Exercise requirements => Leave out the pictures and repeat the rest of the material exactly.

Data =>
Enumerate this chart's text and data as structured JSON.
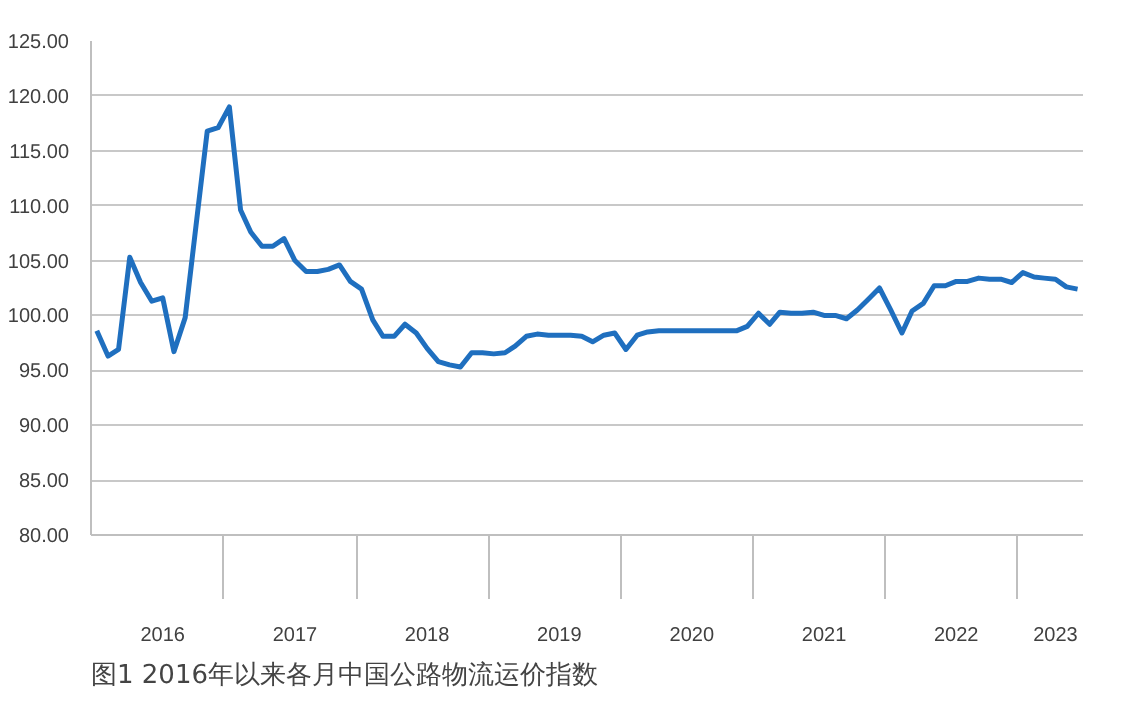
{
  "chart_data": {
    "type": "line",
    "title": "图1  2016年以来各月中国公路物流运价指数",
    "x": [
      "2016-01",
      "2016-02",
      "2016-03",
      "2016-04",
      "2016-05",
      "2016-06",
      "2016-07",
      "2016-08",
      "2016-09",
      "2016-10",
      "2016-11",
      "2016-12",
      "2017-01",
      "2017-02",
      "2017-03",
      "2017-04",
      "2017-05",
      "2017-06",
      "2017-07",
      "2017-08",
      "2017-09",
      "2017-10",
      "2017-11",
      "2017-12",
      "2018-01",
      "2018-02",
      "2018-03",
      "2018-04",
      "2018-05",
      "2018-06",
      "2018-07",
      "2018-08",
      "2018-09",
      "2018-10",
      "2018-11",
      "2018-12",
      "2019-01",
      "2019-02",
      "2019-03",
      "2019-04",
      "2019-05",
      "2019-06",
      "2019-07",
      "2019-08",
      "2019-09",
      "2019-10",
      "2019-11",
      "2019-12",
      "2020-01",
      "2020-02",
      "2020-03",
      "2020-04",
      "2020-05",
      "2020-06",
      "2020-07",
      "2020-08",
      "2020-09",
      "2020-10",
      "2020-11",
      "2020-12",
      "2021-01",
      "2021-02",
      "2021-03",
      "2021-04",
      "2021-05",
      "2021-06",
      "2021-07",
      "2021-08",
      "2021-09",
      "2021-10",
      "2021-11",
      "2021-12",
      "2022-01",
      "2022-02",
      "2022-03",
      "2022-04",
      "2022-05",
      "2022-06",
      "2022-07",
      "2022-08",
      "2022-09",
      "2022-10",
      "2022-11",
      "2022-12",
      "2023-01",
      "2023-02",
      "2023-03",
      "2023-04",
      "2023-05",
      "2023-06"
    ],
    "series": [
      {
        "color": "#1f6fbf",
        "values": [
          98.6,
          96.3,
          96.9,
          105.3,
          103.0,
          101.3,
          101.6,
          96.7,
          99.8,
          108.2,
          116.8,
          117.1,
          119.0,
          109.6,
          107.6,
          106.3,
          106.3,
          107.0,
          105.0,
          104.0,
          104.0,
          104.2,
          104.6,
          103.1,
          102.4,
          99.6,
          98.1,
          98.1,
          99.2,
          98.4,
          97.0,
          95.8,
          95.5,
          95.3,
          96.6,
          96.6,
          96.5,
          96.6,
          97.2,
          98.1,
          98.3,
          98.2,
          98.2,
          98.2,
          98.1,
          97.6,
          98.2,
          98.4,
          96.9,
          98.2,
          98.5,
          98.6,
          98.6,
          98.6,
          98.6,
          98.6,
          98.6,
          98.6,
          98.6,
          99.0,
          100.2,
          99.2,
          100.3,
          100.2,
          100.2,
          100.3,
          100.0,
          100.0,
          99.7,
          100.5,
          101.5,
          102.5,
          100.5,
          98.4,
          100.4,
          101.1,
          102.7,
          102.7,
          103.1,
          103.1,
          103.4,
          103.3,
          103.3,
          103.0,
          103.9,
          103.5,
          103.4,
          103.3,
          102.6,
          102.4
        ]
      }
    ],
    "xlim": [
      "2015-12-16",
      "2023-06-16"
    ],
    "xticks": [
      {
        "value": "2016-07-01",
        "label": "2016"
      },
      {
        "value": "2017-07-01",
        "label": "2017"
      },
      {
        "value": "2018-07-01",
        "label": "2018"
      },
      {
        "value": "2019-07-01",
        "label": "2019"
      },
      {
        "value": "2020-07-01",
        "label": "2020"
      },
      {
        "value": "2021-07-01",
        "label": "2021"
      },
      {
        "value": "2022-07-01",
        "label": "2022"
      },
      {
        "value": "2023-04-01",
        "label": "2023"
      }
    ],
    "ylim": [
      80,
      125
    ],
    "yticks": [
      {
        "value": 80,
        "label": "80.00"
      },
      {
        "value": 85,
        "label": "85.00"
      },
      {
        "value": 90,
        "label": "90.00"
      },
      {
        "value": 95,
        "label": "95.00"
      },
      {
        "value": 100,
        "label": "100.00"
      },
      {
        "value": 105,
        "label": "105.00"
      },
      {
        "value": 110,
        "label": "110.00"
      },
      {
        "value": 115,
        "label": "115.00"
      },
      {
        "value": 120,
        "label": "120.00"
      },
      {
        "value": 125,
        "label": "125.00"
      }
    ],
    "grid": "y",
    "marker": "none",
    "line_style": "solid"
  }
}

Written reply =>
Enumerate this chart's text and data as structured JSON.
{
  "chart_data": {
    "type": "line",
    "title": "图1  2016年以来各月中国公路物流运价指数",
    "x": [
      "2016-01",
      "2016-02",
      "2016-03",
      "2016-04",
      "2016-05",
      "2016-06",
      "2016-07",
      "2016-08",
      "2016-09",
      "2016-10",
      "2016-11",
      "2016-12",
      "2017-01",
      "2017-02",
      "2017-03",
      "2017-04",
      "2017-05",
      "2017-06",
      "2017-07",
      "2017-08",
      "2017-09",
      "2017-10",
      "2017-11",
      "2017-12",
      "2018-01",
      "2018-02",
      "2018-03",
      "2018-04",
      "2018-05",
      "2018-06",
      "2018-07",
      "2018-08",
      "2018-09",
      "2018-10",
      "2018-11",
      "2018-12",
      "2019-01",
      "2019-02",
      "2019-03",
      "2019-04",
      "2019-05",
      "2019-06",
      "2019-07",
      "2019-08",
      "2019-09",
      "2019-10",
      "2019-11",
      "2019-12",
      "2020-01",
      "2020-02",
      "2020-03",
      "2020-04",
      "2020-05",
      "2020-06",
      "2020-07",
      "2020-08",
      "2020-09",
      "2020-10",
      "2020-11",
      "2020-12",
      "2021-01",
      "2021-02",
      "2021-03",
      "2021-04",
      "2021-05",
      "2021-06",
      "2021-07",
      "2021-08",
      "2021-09",
      "2021-10",
      "2021-11",
      "2021-12",
      "2022-01",
      "2022-02",
      "2022-03",
      "2022-04",
      "2022-05",
      "2022-06",
      "2022-07",
      "2022-08",
      "2022-09",
      "2022-10",
      "2022-11",
      "2022-12",
      "2023-01",
      "2023-02",
      "2023-03",
      "2023-04",
      "2023-05",
      "2023-06"
    ],
    "series": [
      {
        "color": "#1f6fbf",
        "values": [
          98.6,
          96.3,
          96.9,
          105.3,
          103.0,
          101.3,
          101.6,
          96.7,
          99.8,
          108.2,
          116.8,
          117.1,
          119.0,
          109.6,
          107.6,
          106.3,
          106.3,
          107.0,
          105.0,
          104.0,
          104.0,
          104.2,
          104.6,
          103.1,
          102.4,
          99.6,
          98.1,
          98.1,
          99.2,
          98.4,
          97.0,
          95.8,
          95.5,
          95.3,
          96.6,
          96.6,
          96.5,
          96.6,
          97.2,
          98.1,
          98.3,
          98.2,
          98.2,
          98.2,
          98.1,
          97.6,
          98.2,
          98.4,
          96.9,
          98.2,
          98.5,
          98.6,
          98.6,
          98.6,
          98.6,
          98.6,
          98.6,
          98.6,
          98.6,
          99.0,
          100.2,
          99.2,
          100.3,
          100.2,
          100.2,
          100.3,
          100.0,
          100.0,
          99.7,
          100.5,
          101.5,
          102.5,
          100.5,
          98.4,
          100.4,
          101.1,
          102.7,
          102.7,
          103.1,
          103.1,
          103.4,
          103.3,
          103.3,
          103.0,
          103.9,
          103.5,
          103.4,
          103.3,
          102.6,
          102.4
        ]
      }
    ],
    "xlim": [
      "2015-12-16",
      "2023-06-16"
    ],
    "xticks": [
      {
        "value": "2016-07-01",
        "label": "2016"
      },
      {
        "value": "2017-07-01",
        "label": "2017"
      },
      {
        "value": "2018-07-01",
        "label": "2018"
      },
      {
        "value": "2019-07-01",
        "label": "2019"
      },
      {
        "value": "2020-07-01",
        "label": "2020"
      },
      {
        "value": "2021-07-01",
        "label": "2021"
      },
      {
        "value": "2022-07-01",
        "label": "2022"
      },
      {
        "value": "2023-04-01",
        "label": "2023"
      }
    ],
    "ylim": [
      80,
      125
    ],
    "yticks": [
      {
        "value": 80,
        "label": "80.00"
      },
      {
        "value": 85,
        "label": "85.00"
      },
      {
        "value": 90,
        "label": "90.00"
      },
      {
        "value": 95,
        "label": "95.00"
      },
      {
        "value": 100,
        "label": "100.00"
      },
      {
        "value": 105,
        "label": "105.00"
      },
      {
        "value": 110,
        "label": "110.00"
      },
      {
        "value": 115,
        "label": "115.00"
      },
      {
        "value": 120,
        "label": "120.00"
      },
      {
        "value": 125,
        "label": "125.00"
      }
    ],
    "grid": "y",
    "marker": "none",
    "line_style": "solid"
  }
}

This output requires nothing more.